▶ OBJECTIVE: Tally up the lines below that include the word "блочно". Answer with the number alone.

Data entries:
########
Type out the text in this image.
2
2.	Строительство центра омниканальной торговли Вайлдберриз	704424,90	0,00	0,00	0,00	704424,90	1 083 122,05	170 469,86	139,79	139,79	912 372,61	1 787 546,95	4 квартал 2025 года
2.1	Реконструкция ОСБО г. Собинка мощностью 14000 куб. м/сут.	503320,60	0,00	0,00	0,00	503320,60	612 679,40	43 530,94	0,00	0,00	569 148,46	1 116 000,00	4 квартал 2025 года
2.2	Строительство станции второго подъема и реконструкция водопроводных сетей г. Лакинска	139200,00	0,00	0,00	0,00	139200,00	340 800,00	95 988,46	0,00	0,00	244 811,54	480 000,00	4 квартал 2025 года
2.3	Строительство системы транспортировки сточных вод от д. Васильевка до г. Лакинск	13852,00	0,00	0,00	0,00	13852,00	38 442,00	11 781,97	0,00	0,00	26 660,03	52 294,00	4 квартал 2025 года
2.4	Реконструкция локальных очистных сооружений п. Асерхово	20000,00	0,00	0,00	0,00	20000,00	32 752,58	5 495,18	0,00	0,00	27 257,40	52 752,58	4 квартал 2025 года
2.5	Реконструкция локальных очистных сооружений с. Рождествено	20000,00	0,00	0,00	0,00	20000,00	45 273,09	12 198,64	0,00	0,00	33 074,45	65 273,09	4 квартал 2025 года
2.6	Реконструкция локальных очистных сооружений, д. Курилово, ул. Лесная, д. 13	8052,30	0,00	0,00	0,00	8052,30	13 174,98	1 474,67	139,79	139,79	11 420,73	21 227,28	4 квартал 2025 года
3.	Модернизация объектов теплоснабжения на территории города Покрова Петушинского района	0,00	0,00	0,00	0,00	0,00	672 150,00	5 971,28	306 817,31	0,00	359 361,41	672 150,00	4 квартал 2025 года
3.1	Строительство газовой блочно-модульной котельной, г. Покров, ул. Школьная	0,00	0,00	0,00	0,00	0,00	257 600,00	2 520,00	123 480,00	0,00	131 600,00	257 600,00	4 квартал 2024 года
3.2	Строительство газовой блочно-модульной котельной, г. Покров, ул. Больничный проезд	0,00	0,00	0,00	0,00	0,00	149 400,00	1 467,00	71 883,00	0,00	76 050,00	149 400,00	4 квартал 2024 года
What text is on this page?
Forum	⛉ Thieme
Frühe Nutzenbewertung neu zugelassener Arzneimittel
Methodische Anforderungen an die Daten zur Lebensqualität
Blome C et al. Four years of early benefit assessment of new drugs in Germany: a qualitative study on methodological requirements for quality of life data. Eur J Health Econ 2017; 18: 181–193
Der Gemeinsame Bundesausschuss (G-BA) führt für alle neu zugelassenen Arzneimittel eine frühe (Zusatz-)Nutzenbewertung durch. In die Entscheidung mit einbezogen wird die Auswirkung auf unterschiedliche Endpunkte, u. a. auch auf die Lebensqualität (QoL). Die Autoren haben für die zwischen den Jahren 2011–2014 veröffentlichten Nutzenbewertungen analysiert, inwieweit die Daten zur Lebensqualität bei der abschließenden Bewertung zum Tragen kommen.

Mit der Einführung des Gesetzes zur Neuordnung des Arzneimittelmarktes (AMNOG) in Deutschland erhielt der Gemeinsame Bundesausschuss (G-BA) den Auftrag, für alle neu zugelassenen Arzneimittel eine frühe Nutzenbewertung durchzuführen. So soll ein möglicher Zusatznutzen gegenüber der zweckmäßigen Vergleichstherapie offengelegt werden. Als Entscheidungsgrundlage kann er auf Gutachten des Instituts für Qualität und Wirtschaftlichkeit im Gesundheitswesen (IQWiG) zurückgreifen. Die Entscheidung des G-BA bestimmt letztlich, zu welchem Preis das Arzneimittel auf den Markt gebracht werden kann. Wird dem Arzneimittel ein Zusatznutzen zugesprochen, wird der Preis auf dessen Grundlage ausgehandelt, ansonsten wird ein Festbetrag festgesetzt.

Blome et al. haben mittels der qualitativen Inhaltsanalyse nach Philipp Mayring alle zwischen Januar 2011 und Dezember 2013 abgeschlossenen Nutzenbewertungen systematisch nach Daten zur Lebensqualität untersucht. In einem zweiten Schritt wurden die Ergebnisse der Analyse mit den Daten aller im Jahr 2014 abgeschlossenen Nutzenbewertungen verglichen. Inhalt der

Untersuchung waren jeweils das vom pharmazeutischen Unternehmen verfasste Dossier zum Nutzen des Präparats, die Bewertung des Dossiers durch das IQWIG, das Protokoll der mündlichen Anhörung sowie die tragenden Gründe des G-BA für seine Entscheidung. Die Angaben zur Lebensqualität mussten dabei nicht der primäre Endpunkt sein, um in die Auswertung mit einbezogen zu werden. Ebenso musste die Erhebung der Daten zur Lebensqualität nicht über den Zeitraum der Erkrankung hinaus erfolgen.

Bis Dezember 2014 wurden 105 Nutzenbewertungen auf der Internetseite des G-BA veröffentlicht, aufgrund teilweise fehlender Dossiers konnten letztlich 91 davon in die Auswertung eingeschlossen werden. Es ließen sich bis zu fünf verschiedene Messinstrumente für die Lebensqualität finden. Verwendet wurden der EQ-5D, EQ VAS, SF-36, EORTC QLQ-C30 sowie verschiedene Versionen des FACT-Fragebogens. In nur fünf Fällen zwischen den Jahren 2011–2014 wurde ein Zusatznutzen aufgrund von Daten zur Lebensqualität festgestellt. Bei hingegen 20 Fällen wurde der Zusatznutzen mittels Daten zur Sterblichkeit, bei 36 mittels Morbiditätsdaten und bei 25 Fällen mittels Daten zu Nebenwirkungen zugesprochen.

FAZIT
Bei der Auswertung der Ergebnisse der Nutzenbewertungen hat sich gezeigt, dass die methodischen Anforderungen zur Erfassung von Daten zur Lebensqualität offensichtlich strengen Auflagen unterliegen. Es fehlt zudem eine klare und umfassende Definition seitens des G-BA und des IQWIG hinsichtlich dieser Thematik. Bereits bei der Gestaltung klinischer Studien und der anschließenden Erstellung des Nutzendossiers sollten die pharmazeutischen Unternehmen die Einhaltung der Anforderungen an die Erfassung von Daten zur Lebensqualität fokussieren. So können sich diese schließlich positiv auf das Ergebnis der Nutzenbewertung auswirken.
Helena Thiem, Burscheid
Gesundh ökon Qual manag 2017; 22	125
########
▶ SOLUTION TO THE PROBLEM: 2